Exercise tasks:
[1] In the mailing-list reply about server hardware for a large Condor pool, what process does the schedd spawn for every job that runs?
[2] Write the next part of the mailing-list reply about server hardware for a large Condor pool, starting after its final sentence.

Reading text:

● ● ● ●

[Date Prev][Date Next][Thread Prev][Thread Next][Date Index][Thread Index]

Re: [Condor-users] server hardware for a big pool



> Hello all,
> we are currently running all condor daemons on a P3 1Ghz 2GB Mem, with
> ~1700 Clients. As this machine is totally at the edge, we where
wondering,
> what hardware other people with pools of thousands of machines (ours
will
> be 4000+ machines at the end) are using and also how they are
organised.

Do you mean you're running the schedd, negotiator and collector daemons
all on this one machine? Or do you have schedds scattered throughout
your grid and this is just your collector/negotiator machine?

If it's a centralized schedd system than the schedd daemon should be
alone on it's own machine, preferrably one with multiple
processors/cores because it needs a lot of CPU to do scheduling and it
spawns a new process (called a condor_shadow) for every job that runs in
your system. So if this is your only schedd and you've got 4000 VMs
that's 4000 condor_shadow processes.

● ● ● ●

Material provided:

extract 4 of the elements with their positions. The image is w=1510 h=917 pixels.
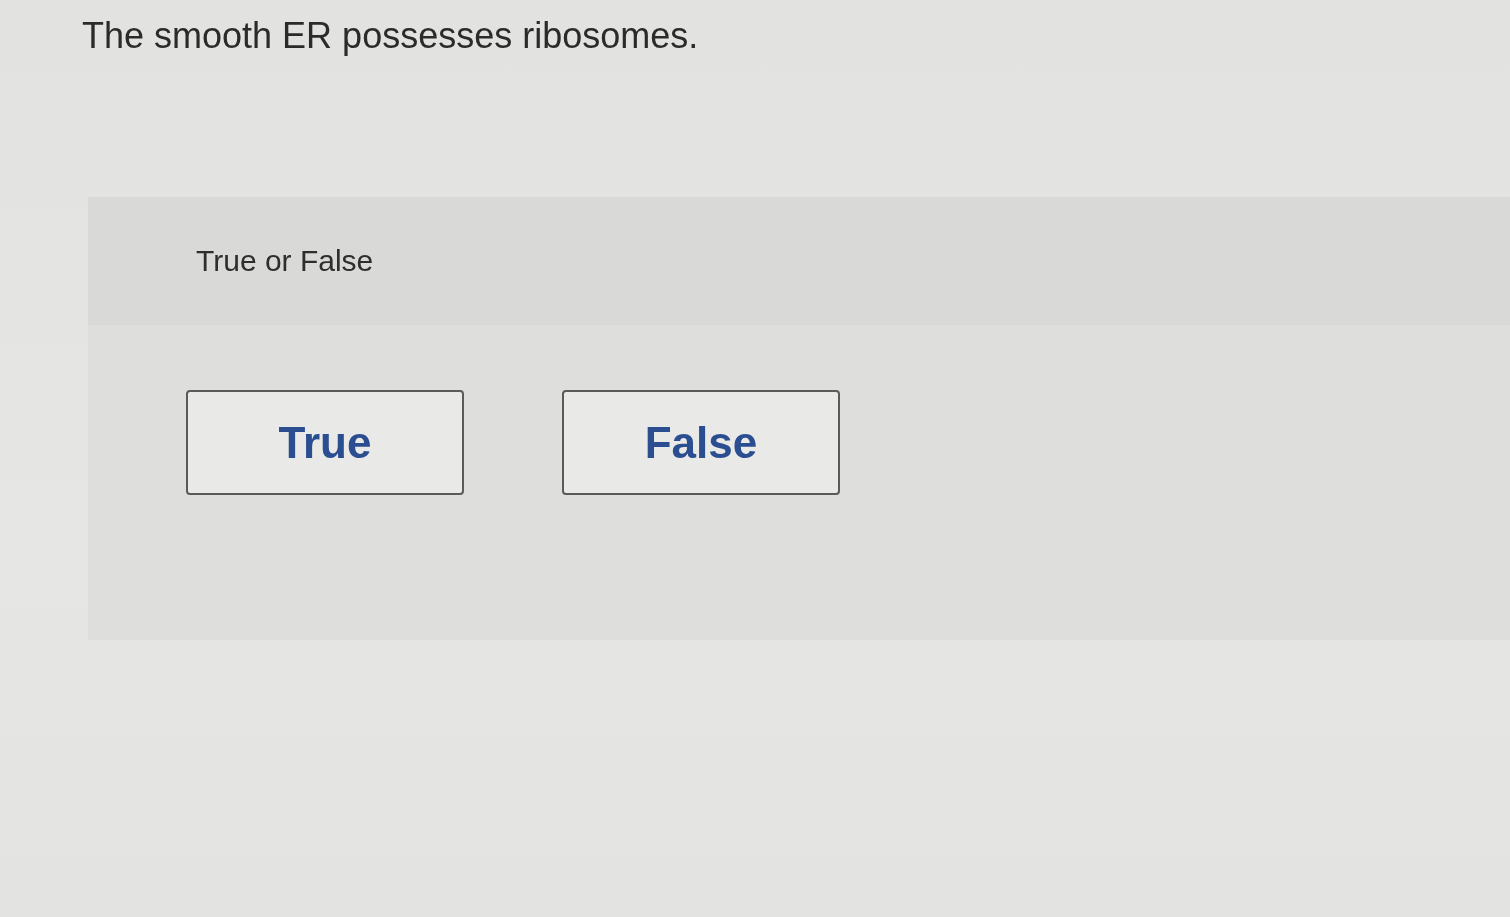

● ● ● ●

Task answers:
[1] A condor_shadow process.

[2]
 
> Also I would like to know, if we should create one big pool, or maybe
some
> smaller pools (what size) and flock them ? I would tend to go for one
big
> pool, as this is easier for the administration (all the same config
file).

It really depends on what you're trying to achieve. Do you have multiple
schedds in your one big pool approach or just one? You'll probably need
multiple schedds to scale up to 4k VMs. One collector/negotiator machine
can handle a pool this size, but one schedd will probably crumble under
the load.

With some more information I can probably give you less general answers.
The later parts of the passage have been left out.